* _Problem requirements_: Write out each line beneath this one exactly as it reads.

* _Data shown_:
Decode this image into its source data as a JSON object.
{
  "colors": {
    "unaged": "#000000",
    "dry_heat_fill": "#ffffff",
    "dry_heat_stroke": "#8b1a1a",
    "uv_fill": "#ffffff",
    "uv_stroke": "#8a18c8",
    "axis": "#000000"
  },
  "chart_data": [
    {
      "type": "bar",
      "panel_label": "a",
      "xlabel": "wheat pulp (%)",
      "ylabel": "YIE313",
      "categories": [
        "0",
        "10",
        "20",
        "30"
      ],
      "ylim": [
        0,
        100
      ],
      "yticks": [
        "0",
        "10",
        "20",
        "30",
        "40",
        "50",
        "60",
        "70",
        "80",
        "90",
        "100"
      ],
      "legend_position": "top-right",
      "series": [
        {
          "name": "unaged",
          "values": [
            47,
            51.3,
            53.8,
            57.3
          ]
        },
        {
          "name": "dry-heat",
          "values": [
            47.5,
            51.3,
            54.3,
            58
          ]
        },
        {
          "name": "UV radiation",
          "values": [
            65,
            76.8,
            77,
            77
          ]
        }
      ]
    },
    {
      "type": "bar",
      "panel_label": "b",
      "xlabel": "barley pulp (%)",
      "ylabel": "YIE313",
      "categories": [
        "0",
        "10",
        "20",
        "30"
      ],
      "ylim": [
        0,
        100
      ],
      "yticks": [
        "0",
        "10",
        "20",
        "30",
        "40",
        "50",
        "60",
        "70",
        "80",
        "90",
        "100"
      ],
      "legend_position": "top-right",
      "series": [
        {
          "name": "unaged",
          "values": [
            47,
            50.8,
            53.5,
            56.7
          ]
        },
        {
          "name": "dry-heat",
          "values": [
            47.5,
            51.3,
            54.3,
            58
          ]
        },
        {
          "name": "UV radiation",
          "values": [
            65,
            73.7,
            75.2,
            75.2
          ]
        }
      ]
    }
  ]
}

* _Exercise output_:
Decode this image into its source data as a JSON object.
{
  "colors": {
    "unaged": "#000000",
    "dry_heat_fill": "#ffffff",
    "dry_heat_stroke": "#8b1a1a",
    "uv_fill": "#ffffff",
    "uv_stroke": "#8a18c8",
    "axis": "#000000"
  },
  "chart_data": [
    {
      "type": "bar",
      "panel_label": "a",
      "xlabel": "wheat pulp (%)",
      "ylabel": "YIE313",
      "categories": [
        "0",
        "10",
        "20",
        "30"
      ],
      "ylim": [
        0,
        100
      ],
      "yticks": [
        "0",
        "10",
        "20",
        "30",
        "40",
        "50",
        "60",
        "70",
        "80",
        "90",
        "100"
      ],
      "legend_position": "top-right",
      "series": [
        {
          "name": "unaged",
          "values": [
            47,
            51.3,
            53.8,
            57.3
          ]
        },
        {
          "name": "dry-heat",
          "values": [
            47.5,
            51.3,
            54.3,
            58
          ]
        },
        {
          "name": "UV radiation",
          "values": [
            65,
            76.8,
            77,
            77
          ]
        }
      ]
    },
    {
      "type": "bar",
      "panel_label": "b",
      "xlabel": "barley pulp (%)",
      "ylabel": "YIE313",
      "categories": [
        "0",
        "10",
        "20",
        "30"
      ],
      "ylim": [
        0,
        100
      ],
      "yticks": [
        "0",
        "10",
        "20",
        "30",
        "40",
        "50",
        "60",
        "70",
        "80",
        "90",
        "100"
      ],
      "legend_position": "top-right",
      "series": [
        {
          "name": "unaged",
          "values": [
            47,
            50.8,
            53.5,
            56.7
          ]
        },
        {
          "name": "dry-heat",
          "values": [
            47.5,
            51.3,
            54.3,
            58
          ]
        },
        {
          "name": "UV radiation",
          "values": [
            65,
            73.7,
            75.2,
            75.2
          ]
        }
      ]
    }
  ]
}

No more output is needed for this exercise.